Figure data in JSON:
● ● ●

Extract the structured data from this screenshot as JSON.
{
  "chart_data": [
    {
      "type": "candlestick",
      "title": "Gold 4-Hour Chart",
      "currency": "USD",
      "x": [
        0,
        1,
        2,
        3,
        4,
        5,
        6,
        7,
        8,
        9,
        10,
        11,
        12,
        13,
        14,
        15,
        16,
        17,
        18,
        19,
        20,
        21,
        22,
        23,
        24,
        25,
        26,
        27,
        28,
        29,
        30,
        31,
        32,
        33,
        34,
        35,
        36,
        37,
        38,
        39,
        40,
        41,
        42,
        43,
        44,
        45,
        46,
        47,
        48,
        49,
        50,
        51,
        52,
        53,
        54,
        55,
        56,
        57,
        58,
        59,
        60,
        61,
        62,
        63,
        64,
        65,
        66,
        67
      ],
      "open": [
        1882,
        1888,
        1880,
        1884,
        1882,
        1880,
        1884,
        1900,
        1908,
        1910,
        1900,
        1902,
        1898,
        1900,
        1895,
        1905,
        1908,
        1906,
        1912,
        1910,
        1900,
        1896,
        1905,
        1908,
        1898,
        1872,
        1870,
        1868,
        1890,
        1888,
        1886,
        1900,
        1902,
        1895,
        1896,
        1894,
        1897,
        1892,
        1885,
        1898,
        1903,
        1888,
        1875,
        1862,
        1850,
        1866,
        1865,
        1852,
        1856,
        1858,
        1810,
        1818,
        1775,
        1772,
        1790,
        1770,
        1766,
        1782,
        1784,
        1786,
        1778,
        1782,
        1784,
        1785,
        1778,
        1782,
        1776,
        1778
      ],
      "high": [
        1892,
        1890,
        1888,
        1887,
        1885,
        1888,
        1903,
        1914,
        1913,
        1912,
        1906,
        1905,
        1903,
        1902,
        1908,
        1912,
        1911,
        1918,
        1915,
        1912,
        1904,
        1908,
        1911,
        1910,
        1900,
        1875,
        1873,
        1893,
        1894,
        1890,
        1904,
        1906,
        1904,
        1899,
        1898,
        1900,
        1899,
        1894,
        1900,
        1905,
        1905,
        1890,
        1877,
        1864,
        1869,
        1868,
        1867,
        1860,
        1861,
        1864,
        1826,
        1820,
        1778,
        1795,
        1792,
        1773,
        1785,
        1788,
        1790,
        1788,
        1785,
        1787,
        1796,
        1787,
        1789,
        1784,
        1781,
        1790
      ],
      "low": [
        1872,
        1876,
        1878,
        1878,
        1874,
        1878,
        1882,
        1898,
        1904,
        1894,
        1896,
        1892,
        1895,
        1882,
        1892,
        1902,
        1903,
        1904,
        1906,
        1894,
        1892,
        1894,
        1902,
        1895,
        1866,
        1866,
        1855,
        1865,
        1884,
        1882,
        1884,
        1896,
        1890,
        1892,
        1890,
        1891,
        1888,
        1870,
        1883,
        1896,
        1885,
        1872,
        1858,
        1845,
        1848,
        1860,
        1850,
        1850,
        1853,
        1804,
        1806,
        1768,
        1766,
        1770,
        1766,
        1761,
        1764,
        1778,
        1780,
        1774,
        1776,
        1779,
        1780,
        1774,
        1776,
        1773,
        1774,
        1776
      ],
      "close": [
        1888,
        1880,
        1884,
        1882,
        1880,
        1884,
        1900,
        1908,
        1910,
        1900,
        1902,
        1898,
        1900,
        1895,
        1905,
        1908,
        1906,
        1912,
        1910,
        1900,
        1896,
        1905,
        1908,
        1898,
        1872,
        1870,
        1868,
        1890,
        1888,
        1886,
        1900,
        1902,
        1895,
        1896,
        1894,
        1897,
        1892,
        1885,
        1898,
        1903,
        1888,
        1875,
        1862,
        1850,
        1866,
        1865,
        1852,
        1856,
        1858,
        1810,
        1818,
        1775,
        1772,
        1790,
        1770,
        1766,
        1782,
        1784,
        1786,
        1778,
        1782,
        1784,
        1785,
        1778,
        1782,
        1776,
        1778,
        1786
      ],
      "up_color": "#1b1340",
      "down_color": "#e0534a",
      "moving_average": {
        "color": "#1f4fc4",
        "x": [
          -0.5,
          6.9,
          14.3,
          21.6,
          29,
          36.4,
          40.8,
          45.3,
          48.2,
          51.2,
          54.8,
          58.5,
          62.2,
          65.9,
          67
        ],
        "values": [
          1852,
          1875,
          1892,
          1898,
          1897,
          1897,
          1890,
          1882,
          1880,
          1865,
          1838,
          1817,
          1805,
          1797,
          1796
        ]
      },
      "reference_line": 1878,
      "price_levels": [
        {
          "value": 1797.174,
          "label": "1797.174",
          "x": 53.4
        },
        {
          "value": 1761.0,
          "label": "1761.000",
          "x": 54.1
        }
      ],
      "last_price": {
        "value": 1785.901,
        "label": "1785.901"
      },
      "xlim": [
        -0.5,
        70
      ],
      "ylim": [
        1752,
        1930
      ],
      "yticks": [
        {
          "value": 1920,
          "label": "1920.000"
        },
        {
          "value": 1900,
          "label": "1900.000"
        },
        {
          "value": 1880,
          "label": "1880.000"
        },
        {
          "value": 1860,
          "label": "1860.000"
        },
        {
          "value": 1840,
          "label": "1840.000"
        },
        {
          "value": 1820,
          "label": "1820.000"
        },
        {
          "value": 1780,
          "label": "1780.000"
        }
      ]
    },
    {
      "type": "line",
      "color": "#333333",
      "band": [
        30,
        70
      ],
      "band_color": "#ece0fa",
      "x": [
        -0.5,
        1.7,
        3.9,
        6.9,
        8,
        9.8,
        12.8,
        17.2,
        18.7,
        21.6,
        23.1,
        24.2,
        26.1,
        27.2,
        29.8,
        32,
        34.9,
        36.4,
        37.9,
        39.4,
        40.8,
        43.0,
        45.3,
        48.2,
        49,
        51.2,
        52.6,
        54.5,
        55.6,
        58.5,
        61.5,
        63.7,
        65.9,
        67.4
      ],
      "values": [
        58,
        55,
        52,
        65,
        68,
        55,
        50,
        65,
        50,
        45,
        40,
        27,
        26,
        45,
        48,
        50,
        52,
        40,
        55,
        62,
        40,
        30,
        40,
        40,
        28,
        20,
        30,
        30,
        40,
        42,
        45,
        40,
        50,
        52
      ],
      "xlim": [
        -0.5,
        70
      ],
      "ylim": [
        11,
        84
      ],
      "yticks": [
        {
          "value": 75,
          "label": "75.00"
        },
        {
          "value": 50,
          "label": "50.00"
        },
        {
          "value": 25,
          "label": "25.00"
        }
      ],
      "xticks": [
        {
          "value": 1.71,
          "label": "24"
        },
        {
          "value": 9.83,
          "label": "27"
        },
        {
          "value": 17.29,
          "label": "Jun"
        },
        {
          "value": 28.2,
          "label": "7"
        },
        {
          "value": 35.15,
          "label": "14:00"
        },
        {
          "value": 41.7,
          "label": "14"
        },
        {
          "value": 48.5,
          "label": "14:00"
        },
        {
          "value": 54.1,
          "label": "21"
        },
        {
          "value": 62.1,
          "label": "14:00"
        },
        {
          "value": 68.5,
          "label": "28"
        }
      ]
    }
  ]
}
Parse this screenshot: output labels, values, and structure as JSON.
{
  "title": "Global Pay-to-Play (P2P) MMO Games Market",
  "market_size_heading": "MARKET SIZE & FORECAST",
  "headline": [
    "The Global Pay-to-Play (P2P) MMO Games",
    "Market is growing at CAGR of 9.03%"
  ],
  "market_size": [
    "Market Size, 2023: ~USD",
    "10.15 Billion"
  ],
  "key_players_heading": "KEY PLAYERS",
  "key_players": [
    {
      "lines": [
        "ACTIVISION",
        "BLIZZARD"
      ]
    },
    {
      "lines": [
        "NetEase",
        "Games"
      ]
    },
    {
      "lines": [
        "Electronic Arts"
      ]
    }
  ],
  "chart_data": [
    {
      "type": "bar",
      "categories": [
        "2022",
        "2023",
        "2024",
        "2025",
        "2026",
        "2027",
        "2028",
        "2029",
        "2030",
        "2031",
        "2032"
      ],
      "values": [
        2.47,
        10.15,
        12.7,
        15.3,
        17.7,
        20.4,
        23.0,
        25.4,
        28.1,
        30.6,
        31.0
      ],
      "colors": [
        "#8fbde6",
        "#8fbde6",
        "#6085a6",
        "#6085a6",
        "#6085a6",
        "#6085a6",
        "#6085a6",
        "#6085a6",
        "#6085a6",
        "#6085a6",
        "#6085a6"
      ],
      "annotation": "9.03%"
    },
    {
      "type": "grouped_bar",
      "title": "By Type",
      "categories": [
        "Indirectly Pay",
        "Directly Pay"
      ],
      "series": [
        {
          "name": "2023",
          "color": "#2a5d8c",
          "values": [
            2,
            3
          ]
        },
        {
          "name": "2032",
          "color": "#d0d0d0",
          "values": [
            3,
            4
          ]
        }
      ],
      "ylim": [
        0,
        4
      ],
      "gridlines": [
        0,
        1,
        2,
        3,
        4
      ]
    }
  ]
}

● ● ●

Copy each line that contains the word "this".

Reply:
Extract the structured data from this screenshot as JSON.
Parse this screenshot: output labels, values, and structure as JSON.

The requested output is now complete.